Write out each line from the data below that includes the word "Федорович".

--- START Exercise materials ---

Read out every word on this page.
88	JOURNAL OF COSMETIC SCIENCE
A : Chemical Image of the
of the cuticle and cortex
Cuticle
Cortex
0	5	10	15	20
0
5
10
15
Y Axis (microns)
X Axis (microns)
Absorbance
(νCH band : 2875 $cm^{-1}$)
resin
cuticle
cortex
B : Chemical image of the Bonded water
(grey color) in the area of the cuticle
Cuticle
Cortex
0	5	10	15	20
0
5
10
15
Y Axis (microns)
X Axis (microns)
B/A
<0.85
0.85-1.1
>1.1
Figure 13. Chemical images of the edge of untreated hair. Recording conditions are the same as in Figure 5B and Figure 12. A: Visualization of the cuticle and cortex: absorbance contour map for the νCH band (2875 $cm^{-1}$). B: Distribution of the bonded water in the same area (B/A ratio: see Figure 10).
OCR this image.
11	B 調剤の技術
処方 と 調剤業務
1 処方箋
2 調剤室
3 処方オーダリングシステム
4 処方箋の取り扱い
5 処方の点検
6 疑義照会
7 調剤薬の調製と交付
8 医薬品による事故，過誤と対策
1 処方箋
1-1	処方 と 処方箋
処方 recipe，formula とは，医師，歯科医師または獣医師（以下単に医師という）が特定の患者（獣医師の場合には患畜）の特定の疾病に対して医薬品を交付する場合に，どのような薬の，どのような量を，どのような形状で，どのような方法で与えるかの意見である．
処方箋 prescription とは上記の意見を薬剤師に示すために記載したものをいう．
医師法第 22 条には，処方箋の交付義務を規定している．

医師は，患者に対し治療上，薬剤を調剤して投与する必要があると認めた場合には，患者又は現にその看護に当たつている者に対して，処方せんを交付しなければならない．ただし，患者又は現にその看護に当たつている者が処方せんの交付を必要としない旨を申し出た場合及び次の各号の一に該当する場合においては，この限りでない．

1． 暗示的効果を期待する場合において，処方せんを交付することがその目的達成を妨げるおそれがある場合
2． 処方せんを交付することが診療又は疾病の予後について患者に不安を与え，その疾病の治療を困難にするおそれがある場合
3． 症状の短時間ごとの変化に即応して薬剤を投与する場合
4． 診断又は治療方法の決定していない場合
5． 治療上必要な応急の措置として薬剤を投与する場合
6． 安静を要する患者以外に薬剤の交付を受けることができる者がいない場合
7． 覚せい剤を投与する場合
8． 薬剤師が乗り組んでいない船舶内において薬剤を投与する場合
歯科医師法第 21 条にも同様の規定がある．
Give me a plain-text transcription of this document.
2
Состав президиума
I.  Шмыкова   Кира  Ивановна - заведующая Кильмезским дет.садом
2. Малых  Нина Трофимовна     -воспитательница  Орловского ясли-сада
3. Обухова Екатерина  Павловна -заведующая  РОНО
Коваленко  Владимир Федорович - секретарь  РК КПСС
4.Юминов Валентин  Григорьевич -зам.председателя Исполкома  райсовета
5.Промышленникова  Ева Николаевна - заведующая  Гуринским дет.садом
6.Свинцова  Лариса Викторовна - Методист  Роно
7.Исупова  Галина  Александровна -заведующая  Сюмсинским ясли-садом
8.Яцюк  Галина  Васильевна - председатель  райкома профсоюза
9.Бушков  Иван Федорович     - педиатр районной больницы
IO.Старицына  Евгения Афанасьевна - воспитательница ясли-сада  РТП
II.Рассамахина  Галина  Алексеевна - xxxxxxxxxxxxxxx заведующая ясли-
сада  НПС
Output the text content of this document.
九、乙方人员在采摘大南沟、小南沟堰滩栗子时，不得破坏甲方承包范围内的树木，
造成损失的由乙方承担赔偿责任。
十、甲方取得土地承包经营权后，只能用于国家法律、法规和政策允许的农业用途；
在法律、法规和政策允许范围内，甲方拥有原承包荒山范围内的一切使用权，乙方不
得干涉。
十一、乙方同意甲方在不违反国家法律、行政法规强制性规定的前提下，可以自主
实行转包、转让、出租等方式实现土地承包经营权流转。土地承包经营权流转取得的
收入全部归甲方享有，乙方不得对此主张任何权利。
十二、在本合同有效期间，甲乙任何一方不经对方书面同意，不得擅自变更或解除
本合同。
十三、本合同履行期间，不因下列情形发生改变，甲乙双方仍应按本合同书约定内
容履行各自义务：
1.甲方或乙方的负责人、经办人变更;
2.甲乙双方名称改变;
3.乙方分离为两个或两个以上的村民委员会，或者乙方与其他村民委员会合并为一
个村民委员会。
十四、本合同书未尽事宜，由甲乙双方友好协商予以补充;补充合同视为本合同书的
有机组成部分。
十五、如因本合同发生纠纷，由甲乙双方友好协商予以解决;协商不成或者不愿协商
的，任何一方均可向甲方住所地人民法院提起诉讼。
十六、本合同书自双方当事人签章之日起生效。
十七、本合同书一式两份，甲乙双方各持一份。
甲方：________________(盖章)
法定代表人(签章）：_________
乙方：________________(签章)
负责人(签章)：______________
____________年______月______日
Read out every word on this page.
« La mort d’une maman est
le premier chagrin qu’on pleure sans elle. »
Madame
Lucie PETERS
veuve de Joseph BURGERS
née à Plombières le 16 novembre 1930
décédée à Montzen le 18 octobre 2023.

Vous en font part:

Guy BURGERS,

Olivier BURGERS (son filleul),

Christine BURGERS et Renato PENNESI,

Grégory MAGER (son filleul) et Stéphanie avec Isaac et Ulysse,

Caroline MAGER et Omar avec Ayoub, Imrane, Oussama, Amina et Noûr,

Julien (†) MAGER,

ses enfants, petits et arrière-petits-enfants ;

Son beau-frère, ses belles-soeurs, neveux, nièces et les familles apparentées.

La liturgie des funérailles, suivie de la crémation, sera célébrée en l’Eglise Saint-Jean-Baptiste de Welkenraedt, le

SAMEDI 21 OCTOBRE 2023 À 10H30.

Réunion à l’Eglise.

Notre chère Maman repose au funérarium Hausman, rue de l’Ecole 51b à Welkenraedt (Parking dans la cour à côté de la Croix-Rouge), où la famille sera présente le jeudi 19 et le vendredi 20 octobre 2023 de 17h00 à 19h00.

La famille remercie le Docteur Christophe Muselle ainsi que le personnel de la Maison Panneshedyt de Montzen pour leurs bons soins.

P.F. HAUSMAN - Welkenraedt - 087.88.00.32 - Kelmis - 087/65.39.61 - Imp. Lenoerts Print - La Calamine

--- END Exercise materials ---

Exercise solution ->
Коваленко  Владимир Федорович - секретарь  РК КПСС
9.Бушков  Иван Федорович     - педиатр районной больницы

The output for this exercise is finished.